= Selected text =
NAME ALL THE ANIMALS: A MEMOIR
by Alison Smith
As children, siblings Alison and Roy Smith were so close that their mother called them by one name: Alroy. But on a cool summer morning when Alison was fifteen, she woke to learn that Roy, eighteen, was dead. This is Smith's extraordinary account of the impact of that loss - on herself, on her parents, and on a deeply religious community.

SLASH
by Slash with Anthony Bozza
A memoir by the Guns n' Roses guitarist documents his childhood as a biracial son of divorced artist parents; his relationships with such figures as David Bowie, Joni Mitchell, and Seymour Cassell, and his observations about the 1980s music scene.

BORN ON A BLUE DAY: INSIDE THE EXTRAORDINARY MIND OF AN AUSTISTIC SAVANT: A MEMOIR
by Daniel Tammet
One of the world's only 50 living autistic savants is the first to tell his compelling and inspiring life story, and explain how his incredible mind works. While Tammet's brain has amazed scientists for years, readers will be moved by this remarkable man's story.

BOXING FOR CUBA: AN IMMIGRANT'S STORY OF DESPAIR, ENDURANCE & REDEMPTION
by Guillermo Vincente Vidal
The whims of politics are at the fore of Guillermo Vincente Vidal's memoir, in which young boys become men in the shadow of revolution and personal turmoil. Vidal writes about his family's participation in events that forever altered U.S.-Cuban relations after an effort to free children from the threat of Communist rule sparked Operation Peter Pan. From chance encounters with Fidel Castro and Robert F. Kennedy to life in a dismal Catholic orphanage in Colorado, Vidal perseveres to embrace life as a proud and successful Cuban American.

THE BOY WHO INVENTED SKIING: A MEMOIR
by Swain Wolfe
In his memoir, Swain Wolfe captures a West that no longer exists - from growing up on ranches in the high country of Colorado and Montana to working underground as a miner for Anaconda Copper in Butte.

WHEN I WAS A SOLDIER: A MEMOIR
by Valérie Zenatti
Like all young Israelis, Valérie Zenatti enlisted in the national defense service on her 18th birthday, where for the next two years she endured rigorous training and harsh living conditions, ultimately participating in top-secret missions with the secret service.

[Document layout detection data]

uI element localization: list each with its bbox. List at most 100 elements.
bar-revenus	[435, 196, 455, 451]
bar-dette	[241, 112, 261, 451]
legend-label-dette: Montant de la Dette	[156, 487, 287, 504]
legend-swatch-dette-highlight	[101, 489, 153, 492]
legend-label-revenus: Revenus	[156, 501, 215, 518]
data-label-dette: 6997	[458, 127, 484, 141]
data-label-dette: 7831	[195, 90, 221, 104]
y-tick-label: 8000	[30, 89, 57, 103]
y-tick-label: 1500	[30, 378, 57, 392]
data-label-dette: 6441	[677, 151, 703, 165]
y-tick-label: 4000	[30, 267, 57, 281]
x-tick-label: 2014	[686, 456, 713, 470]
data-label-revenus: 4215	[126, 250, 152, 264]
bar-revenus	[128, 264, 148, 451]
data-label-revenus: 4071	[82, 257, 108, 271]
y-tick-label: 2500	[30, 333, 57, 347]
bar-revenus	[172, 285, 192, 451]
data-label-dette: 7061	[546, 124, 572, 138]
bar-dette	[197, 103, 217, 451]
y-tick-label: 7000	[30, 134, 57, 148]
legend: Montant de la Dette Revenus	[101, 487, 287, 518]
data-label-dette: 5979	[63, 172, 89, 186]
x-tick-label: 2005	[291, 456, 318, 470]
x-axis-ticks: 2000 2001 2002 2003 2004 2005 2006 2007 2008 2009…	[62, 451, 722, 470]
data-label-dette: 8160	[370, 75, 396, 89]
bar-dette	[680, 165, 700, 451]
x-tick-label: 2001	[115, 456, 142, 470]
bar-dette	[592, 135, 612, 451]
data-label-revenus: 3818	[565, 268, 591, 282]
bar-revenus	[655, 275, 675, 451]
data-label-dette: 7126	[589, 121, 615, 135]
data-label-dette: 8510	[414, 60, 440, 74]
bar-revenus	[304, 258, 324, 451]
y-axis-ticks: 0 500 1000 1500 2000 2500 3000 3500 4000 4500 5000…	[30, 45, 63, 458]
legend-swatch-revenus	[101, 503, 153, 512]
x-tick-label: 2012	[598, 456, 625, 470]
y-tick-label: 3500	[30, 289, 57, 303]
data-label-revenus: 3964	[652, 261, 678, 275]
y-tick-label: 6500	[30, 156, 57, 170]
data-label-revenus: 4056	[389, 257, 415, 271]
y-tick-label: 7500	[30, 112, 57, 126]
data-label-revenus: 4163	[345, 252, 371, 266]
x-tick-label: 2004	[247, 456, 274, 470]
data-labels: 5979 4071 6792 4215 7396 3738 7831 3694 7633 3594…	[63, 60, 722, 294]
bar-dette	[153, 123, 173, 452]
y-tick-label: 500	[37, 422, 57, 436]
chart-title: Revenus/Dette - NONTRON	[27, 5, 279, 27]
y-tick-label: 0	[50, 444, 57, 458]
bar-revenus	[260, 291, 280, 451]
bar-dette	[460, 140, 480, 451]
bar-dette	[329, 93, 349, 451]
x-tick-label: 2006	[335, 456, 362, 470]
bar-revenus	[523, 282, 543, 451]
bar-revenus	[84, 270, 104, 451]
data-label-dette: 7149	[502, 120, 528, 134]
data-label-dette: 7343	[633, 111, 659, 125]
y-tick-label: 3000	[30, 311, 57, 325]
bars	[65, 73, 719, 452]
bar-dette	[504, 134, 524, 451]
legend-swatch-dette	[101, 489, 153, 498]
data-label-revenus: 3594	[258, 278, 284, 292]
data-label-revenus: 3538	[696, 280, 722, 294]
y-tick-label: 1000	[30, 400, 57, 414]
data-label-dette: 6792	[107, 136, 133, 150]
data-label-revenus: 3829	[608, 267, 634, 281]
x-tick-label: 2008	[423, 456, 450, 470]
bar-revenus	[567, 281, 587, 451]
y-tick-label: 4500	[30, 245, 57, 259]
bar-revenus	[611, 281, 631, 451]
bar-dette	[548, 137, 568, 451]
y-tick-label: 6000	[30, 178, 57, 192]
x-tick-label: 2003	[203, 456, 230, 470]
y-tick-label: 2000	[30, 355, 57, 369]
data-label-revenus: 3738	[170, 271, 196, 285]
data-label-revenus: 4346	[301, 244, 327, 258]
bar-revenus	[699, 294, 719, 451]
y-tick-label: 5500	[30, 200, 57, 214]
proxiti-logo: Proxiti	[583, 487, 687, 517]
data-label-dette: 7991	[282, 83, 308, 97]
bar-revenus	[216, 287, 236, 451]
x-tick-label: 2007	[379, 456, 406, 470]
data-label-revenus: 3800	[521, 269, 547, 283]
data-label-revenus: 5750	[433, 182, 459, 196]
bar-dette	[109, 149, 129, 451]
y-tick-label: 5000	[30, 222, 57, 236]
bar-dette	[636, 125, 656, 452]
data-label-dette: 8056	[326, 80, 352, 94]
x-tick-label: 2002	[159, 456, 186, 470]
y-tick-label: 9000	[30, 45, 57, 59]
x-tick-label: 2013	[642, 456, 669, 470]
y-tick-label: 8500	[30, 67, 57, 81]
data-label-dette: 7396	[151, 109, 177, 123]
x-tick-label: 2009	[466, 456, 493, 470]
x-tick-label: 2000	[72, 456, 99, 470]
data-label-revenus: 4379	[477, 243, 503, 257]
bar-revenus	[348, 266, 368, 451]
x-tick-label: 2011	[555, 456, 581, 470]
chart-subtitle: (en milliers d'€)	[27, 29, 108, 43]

= Task 1 =
According to the memoir listings, what single name did the mother of Alison and Roy Smith use for the two of them?
= Task 2 =
Continue the memoir listings from the point where they stop.

= Result 1 =
Alroy.

= Result 2 =
Based on a true story

YUMMY
by G. Neri
A graphic novel based on the true story of Robert "Yummy" Sandifer, an eleven-year old African American gang member from Chicago who shot a young girl and was then shot by his own gang members.

HOW ANGEL PETERSON GOT HIS NAME
by Gary Paulsen
Author Gary Paulsen relates tales from his youth in a small town in northwestern Minnesota in the late 1940s and early 1950s, such as skiing behind a souped-up car and imitating daredevil Evel Knievel.

QUEEN OF WATER
by Laura Resau and María Virginia Farinango
Living in a village in Ecuador, a Quechua Indian girl is sent to work as an indentured servant for an upper class "mestizo" family.

THE TALE OF ONE BAD RAT
by Bryan Talbot
Helen Potter lived a happy life until she got lost in a nightmare of sexual abuse. Now she's on a journey, a journey which takes her through urban and rural England along the same path that another Potter, Beatrix Potter, once took. Across the decades, two lives touch, and Helen discovers that the strength of two is far greater than one.

BLANKETS
by Craig Thompson
Wrapped in the landscape of a blustery Wisconsin winter, Blankets explores the sibling rivalry of two brothers growing up in the isolated country, and the budding romance of two teens.